[Figure collection entries]
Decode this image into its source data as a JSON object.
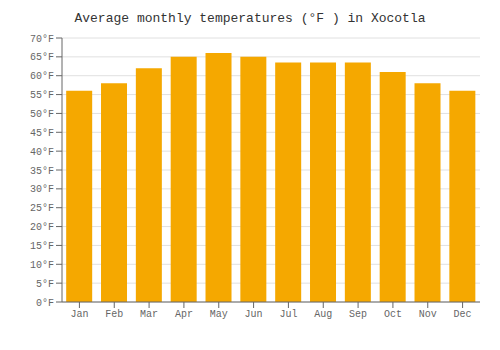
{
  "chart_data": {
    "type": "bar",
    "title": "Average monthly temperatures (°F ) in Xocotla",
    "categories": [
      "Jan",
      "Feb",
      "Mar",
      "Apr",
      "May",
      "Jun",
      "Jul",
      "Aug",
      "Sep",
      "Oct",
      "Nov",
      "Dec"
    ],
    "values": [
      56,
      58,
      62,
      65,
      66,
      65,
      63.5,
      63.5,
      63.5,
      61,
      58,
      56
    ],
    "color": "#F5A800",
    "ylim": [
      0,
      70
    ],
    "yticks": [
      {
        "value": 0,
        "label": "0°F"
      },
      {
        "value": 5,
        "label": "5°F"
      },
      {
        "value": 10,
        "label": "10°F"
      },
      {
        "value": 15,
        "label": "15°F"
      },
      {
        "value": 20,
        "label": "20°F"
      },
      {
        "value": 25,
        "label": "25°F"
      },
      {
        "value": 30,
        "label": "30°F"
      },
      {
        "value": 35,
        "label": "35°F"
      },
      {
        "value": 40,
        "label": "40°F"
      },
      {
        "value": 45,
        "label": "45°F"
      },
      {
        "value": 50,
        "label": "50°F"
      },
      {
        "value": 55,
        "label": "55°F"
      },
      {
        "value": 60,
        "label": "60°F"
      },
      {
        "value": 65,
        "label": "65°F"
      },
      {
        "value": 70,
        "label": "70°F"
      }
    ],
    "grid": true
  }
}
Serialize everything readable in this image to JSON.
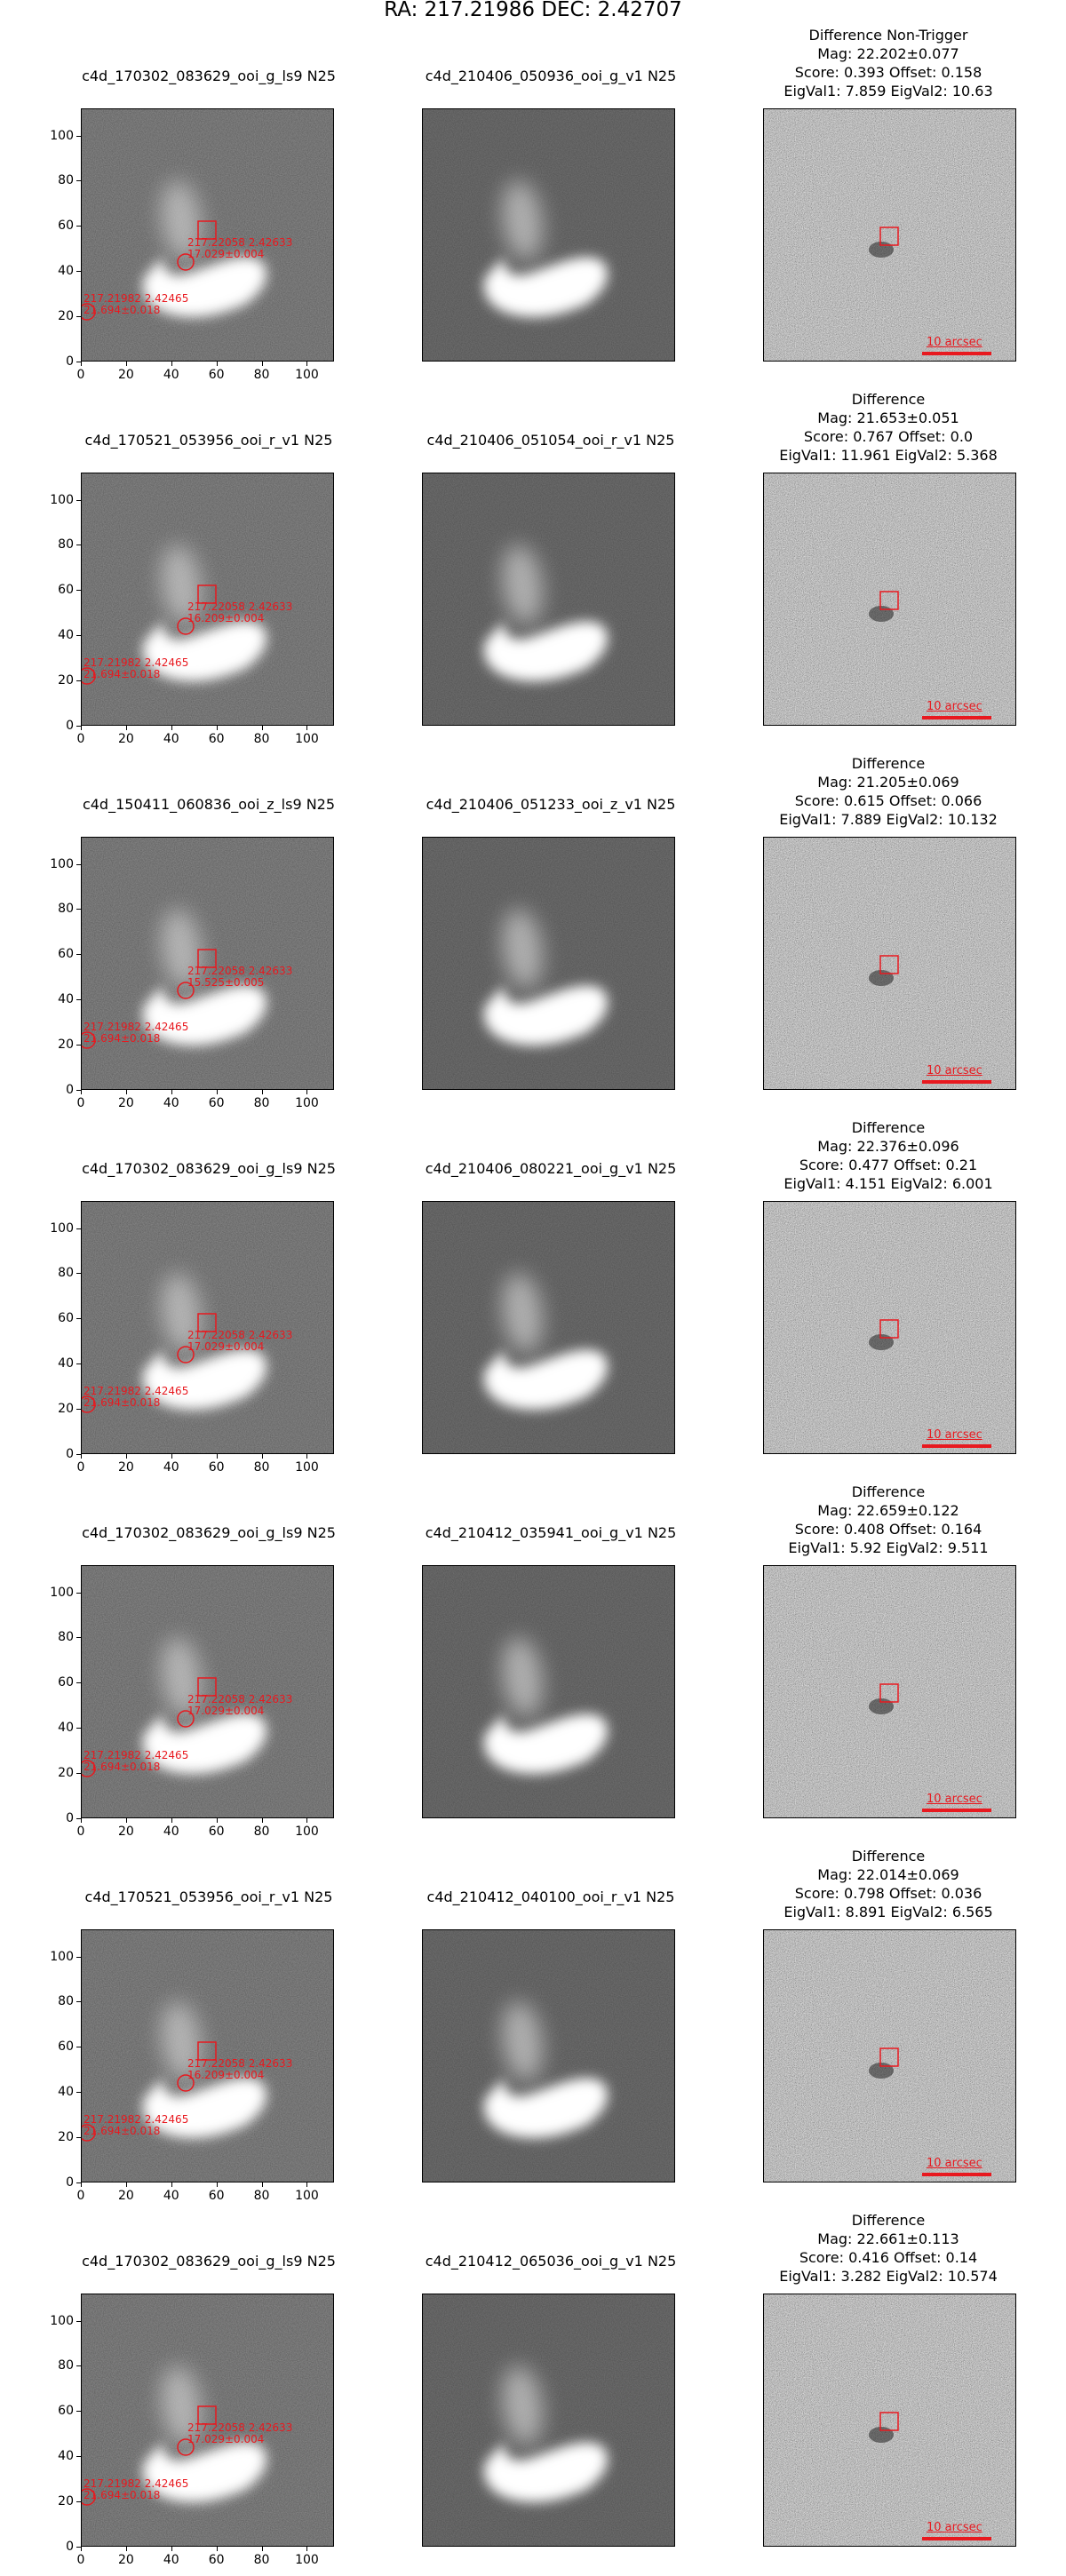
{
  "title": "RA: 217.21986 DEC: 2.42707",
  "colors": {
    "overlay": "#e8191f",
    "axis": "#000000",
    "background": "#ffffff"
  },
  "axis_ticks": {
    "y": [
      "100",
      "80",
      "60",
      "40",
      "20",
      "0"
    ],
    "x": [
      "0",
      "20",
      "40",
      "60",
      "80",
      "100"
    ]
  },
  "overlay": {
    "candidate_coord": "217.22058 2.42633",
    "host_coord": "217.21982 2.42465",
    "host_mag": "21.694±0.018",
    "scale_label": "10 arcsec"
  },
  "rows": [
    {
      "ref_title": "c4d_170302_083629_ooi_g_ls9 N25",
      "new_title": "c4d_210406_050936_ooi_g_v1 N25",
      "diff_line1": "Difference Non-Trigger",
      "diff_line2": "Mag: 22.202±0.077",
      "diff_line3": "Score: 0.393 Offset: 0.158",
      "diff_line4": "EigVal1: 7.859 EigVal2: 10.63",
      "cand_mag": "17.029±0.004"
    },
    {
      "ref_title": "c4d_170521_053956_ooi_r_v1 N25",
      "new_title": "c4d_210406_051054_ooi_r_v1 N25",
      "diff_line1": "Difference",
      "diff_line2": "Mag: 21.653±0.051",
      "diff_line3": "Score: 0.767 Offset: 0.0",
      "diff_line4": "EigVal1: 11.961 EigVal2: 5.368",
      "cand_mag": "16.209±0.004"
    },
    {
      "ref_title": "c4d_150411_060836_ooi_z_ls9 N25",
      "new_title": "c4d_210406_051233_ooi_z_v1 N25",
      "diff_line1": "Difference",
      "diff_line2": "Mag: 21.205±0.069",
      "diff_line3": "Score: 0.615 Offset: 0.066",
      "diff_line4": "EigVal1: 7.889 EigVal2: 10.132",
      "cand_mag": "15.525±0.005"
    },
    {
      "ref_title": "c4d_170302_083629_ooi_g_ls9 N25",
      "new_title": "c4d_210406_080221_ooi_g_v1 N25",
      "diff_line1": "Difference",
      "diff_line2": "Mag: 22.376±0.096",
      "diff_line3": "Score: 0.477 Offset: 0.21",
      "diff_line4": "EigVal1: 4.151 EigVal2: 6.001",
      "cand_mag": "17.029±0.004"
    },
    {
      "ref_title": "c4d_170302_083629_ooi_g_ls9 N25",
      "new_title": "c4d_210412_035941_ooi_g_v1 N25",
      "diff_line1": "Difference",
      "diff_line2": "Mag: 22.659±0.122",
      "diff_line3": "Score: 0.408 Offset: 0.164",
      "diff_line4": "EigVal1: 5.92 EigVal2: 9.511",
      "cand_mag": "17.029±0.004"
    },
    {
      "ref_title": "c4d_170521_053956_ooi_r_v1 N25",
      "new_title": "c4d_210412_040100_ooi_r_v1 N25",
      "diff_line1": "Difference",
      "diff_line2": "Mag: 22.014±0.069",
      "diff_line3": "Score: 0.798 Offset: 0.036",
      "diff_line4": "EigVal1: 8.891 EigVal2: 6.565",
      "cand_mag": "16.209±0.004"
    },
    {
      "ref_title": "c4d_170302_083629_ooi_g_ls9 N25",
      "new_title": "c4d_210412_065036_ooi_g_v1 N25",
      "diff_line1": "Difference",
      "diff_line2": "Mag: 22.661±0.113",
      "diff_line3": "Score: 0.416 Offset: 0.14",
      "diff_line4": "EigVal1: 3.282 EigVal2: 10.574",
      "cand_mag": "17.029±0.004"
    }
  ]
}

### Direction:
Reproduce the full listing faithfully, but do not carry over any pictures.

### Task result:
Decode this image into its source data as a JSON object.
{
  "chart_data": {
    "type": "bar",
    "title": "Average monthly temperatures (°F ) in Xocotla",
    "categories": [
      "Jan",
      "Feb",
      "Mar",
      "Apr",
      "May",
      "Jun",
      "Jul",
      "Aug",
      "Sep",
      "Oct",
      "Nov",
      "Dec"
    ],
    "values": [
      56,
      58,
      62,
      65,
      66,
      65,
      63.5,
      63.5,
      63.5,
      61,
      58,
      56
    ],
    "color": "#F5A800",
    "ylim": [
      0,
      70
    ],
    "yticks": [
      {
        "value": 0,
        "label": "0°F"
      },
      {
        "value": 5,
        "label": "5°F"
      },
      {
        "value": 10,
        "label": "10°F"
      },
      {
        "value": 15,
        "label": "15°F"
      },
      {
        "value": 20,
        "label": "20°F"
      },
      {
        "value": 25,
        "label": "25°F"
      },
      {
        "value": 30,
        "label": "30°F"
      },
      {
        "value": 35,
        "label": "35°F"
      },
      {
        "value": 40,
        "label": "40°F"
      },
      {
        "value": 45,
        "label": "45°F"
      },
      {
        "value": 50,
        "label": "50°F"
      },
      {
        "value": 55,
        "label": "55°F"
      },
      {
        "value": 60,
        "label": "60°F"
      },
      {
        "value": 65,
        "label": "65°F"
      },
      {
        "value": 70,
        "label": "70°F"
      }
    ],
    "grid": true
  }
}
Serialize everything readable in this image to JSON.
{
  "title": "RA: 217.21986 DEC: 2.42707",
  "colors": {
    "overlay": "#e8191f",
    "axis": "#000000",
    "background": "#ffffff"
  },
  "axis_ticks": {
    "y": [
      "100",
      "80",
      "60",
      "40",
      "20",
      "0"
    ],
    "x": [
      "0",
      "20",
      "40",
      "60",
      "80",
      "100"
    ]
  },
  "overlay": {
    "candidate_coord": "217.22058 2.42633",
    "host_coord": "217.21982 2.42465",
    "host_mag": "21.694±0.018",
    "scale_label": "10 arcsec"
  },
  "rows": [
    {
      "ref_title": "c4d_170302_083629_ooi_g_ls9 N25",
      "new_title": "c4d_210406_050936_ooi_g_v1 N25",
      "diff_line1": "Difference Non-Trigger",
      "diff_line2": "Mag: 22.202±0.077",
      "diff_line3": "Score: 0.393 Offset: 0.158",
      "diff_line4": "EigVal1: 7.859 EigVal2: 10.63",
      "cand_mag": "17.029±0.004"
    },
    {
      "ref_title": "c4d_170521_053956_ooi_r_v1 N25",
      "new_title": "c4d_210406_051054_ooi_r_v1 N25",
      "diff_line1": "Difference",
      "diff_line2": "Mag: 21.653±0.051",
      "diff_line3": "Score: 0.767 Offset: 0.0",
      "diff_line4": "EigVal1: 11.961 EigVal2: 5.368",
      "cand_mag": "16.209±0.004"
    },
    {
      "ref_title": "c4d_150411_060836_ooi_z_ls9 N25",
      "new_title": "c4d_210406_051233_ooi_z_v1 N25",
      "diff_line1": "Difference",
      "diff_line2": "Mag: 21.205±0.069",
      "diff_line3": "Score: 0.615 Offset: 0.066",
      "diff_line4": "EigVal1: 7.889 EigVal2: 10.132",
      "cand_mag": "15.525±0.005"
    },
    {
      "ref_title": "c4d_170302_083629_ooi_g_ls9 N25",
      "new_title": "c4d_210406_080221_ooi_g_v1 N25",
      "diff_line1": "Difference",
      "diff_line2": "Mag: 22.376±0.096",
      "diff_line3": "Score: 0.477 Offset: 0.21",
      "diff_line4": "EigVal1: 4.151 EigVal2: 6.001",
      "cand_mag": "17.029±0.004"
    },
    {
      "ref_title": "c4d_170302_083629_ooi_g_ls9 N25",
      "new_title": "c4d_210412_035941_ooi_g_v1 N25",
      "diff_line1": "Difference",
      "diff_line2": "Mag: 22.659±0.122",
      "diff_line3": "Score: 0.408 Offset: 0.164",
      "diff_line4": "EigVal1: 5.92 EigVal2: 9.511",
      "cand_mag": "17.029±0.004"
    },
    {
      "ref_title": "c4d_170521_053956_ooi_r_v1 N25",
      "new_title": "c4d_210412_040100_ooi_r_v1 N25",
      "diff_line1": "Difference",
      "diff_line2": "Mag: 22.014±0.069",
      "diff_line3": "Score: 0.798 Offset: 0.036",
      "diff_line4": "EigVal1: 8.891 EigVal2: 6.565",
      "cand_mag": "16.209±0.004"
    },
    {
      "ref_title": "c4d_170302_083629_ooi_g_ls9 N25",
      "new_title": "c4d_210412_065036_ooi_g_v1 N25",
      "diff_line1": "Difference",
      "diff_line2": "Mag: 22.661±0.113",
      "diff_line3": "Score: 0.416 Offset: 0.14",
      "diff_line4": "EigVal1: 3.282 EigVal2: 10.574",
      "cand_mag": "17.029±0.004"
    }
  ]
}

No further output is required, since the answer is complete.